Aim -
Extract each line holding the word "JSON" from the entries.
-------
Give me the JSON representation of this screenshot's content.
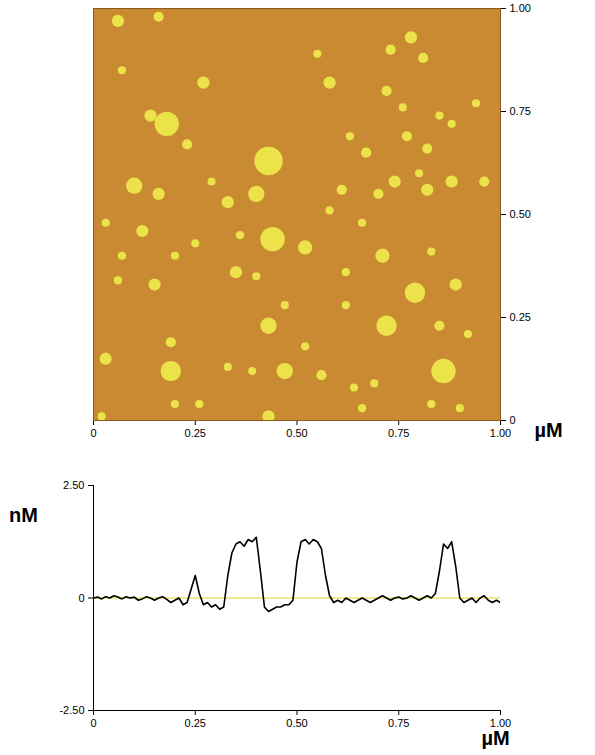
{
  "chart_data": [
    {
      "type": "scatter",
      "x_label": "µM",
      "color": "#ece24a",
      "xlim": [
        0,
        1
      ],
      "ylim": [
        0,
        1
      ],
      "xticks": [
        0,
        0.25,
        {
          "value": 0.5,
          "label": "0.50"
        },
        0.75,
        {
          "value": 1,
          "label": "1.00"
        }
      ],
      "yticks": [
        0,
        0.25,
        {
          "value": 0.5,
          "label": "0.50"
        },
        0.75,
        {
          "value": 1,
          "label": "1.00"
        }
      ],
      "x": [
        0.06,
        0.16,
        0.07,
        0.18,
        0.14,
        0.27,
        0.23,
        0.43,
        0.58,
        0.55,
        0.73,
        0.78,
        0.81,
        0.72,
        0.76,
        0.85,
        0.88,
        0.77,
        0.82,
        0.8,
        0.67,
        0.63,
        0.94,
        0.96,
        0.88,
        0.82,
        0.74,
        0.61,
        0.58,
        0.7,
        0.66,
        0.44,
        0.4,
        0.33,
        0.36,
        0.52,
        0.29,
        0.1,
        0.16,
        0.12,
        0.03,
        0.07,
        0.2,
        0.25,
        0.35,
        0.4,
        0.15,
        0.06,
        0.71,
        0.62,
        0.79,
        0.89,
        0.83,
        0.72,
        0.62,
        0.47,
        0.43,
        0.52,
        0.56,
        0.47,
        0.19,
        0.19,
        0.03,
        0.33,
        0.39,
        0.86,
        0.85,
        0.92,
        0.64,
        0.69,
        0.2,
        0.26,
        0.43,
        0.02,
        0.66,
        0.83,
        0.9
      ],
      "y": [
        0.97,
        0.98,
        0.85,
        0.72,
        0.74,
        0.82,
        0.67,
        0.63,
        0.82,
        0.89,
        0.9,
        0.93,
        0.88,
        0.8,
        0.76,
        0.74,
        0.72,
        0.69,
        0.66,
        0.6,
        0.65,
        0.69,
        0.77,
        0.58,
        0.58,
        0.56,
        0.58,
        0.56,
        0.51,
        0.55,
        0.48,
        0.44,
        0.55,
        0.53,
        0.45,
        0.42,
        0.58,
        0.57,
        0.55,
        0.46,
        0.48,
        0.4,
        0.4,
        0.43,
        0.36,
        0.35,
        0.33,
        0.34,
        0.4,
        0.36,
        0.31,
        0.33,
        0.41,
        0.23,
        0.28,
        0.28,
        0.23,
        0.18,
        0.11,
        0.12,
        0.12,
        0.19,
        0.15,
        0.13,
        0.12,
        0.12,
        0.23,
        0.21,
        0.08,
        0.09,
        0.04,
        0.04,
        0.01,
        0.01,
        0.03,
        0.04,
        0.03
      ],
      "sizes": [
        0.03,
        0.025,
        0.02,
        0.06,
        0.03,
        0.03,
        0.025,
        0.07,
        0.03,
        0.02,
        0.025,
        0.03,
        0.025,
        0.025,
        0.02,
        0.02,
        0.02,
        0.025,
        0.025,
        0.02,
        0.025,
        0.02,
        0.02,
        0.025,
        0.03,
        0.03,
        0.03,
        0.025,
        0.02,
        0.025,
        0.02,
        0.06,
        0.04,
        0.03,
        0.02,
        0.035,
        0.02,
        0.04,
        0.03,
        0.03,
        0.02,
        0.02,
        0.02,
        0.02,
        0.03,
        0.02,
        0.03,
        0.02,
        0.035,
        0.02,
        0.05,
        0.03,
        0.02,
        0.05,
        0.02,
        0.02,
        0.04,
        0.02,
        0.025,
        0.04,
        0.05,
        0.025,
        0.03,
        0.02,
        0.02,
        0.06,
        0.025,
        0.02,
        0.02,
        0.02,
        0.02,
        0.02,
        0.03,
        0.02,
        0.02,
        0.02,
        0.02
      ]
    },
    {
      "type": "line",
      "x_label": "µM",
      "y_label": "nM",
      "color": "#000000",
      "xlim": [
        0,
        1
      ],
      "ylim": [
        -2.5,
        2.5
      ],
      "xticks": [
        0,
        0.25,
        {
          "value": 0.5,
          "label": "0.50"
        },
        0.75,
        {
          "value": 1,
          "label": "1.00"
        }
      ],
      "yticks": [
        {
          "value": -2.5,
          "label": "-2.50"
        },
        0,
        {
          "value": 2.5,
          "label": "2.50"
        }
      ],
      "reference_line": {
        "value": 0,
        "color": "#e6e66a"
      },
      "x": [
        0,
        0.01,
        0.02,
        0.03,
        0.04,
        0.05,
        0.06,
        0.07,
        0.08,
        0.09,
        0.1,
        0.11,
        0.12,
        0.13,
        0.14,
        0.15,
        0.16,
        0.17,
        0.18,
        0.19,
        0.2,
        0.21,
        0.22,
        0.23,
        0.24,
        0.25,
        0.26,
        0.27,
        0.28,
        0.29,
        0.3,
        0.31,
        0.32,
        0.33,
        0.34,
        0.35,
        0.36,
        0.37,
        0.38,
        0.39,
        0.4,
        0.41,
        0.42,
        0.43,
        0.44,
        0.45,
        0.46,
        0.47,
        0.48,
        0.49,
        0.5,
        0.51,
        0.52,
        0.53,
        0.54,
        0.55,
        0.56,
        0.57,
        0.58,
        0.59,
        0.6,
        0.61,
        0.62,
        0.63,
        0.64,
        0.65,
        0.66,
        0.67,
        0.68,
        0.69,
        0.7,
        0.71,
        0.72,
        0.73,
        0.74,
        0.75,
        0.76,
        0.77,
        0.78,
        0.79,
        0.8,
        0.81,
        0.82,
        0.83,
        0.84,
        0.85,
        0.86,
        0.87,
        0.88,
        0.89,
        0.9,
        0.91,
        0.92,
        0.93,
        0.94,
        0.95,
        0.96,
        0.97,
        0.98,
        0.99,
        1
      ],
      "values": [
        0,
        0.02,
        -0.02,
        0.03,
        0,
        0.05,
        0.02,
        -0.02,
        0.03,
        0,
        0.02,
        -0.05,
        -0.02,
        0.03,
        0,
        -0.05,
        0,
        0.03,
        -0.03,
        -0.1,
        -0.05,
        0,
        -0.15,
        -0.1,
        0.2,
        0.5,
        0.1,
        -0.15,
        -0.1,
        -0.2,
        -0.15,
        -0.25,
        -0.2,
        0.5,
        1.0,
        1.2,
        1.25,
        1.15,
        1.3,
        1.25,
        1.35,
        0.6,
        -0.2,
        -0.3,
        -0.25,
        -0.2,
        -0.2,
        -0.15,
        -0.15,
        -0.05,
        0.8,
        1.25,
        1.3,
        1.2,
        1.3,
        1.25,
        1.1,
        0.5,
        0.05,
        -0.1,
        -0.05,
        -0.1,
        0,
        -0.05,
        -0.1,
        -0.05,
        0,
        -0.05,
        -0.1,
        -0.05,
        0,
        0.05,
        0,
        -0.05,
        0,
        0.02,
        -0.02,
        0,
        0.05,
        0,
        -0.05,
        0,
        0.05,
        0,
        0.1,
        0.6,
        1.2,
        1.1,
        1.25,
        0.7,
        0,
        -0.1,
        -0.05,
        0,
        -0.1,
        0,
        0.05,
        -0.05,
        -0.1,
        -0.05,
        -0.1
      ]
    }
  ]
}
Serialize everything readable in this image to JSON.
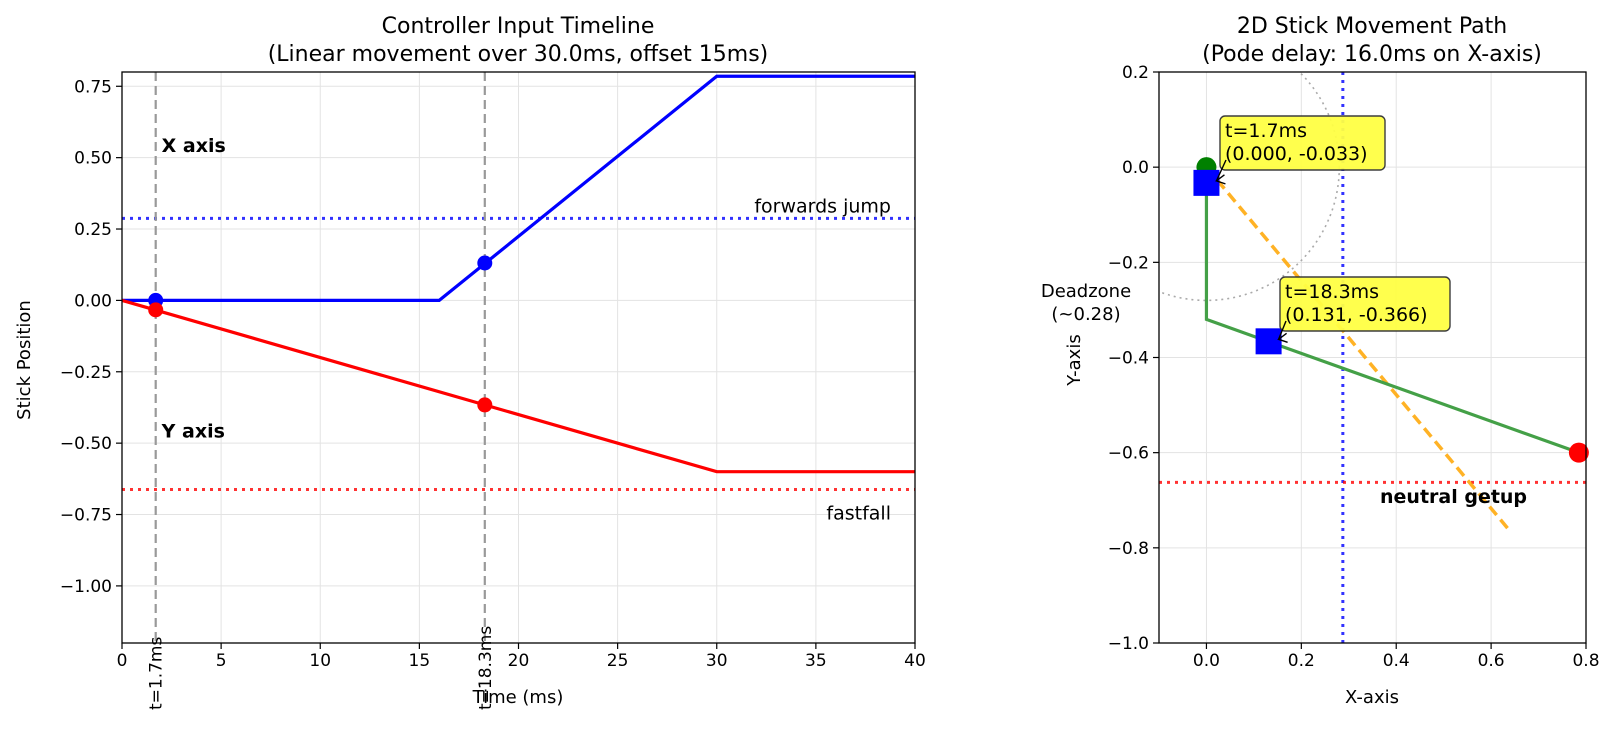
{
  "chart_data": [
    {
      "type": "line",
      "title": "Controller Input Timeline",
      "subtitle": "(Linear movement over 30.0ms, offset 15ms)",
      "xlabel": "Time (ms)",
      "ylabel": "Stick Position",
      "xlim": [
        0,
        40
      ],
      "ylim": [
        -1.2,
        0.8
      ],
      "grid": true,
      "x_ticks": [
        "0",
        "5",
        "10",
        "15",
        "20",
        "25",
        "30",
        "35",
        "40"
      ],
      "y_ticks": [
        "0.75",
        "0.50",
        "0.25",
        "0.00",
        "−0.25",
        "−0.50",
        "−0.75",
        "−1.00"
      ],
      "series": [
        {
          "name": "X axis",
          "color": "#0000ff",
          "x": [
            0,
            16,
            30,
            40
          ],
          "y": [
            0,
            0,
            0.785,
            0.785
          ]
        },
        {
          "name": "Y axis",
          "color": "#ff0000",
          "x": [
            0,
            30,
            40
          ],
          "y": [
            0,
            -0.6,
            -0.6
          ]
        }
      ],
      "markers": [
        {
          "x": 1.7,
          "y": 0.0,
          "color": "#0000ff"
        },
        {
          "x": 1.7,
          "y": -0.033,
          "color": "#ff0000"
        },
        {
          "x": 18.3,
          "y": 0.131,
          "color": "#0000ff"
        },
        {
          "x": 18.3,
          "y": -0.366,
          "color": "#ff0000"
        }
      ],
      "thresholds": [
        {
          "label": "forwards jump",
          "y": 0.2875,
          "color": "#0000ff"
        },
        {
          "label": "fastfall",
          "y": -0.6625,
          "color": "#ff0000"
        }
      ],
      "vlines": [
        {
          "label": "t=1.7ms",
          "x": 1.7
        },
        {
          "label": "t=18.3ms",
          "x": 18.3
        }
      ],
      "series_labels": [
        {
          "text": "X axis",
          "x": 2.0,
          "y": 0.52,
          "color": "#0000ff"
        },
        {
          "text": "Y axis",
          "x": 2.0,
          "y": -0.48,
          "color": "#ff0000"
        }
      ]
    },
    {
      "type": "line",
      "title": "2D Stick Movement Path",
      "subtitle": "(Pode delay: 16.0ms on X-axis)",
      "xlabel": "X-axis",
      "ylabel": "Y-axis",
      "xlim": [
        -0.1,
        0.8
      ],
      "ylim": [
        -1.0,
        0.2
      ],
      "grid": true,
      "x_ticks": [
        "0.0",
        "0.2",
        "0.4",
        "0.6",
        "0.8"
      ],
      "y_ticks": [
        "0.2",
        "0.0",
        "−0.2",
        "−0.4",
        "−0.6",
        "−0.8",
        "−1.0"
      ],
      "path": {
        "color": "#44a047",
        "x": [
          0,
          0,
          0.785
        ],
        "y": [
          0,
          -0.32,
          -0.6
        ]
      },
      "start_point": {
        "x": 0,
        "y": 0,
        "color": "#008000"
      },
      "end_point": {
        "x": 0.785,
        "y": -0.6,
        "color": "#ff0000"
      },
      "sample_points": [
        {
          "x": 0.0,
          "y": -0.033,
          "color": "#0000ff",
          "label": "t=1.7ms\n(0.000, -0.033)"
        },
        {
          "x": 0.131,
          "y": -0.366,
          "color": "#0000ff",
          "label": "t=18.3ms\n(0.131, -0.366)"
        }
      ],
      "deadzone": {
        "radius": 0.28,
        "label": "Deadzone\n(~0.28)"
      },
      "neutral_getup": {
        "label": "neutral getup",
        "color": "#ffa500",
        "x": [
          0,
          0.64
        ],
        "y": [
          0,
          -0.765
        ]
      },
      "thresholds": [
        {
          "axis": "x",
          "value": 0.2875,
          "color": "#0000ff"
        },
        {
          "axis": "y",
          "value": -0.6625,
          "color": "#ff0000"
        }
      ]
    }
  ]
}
-------
Expected output -
Give me the JSON representation of this screenshot's content.
Serialize everything readable in this image to JSON.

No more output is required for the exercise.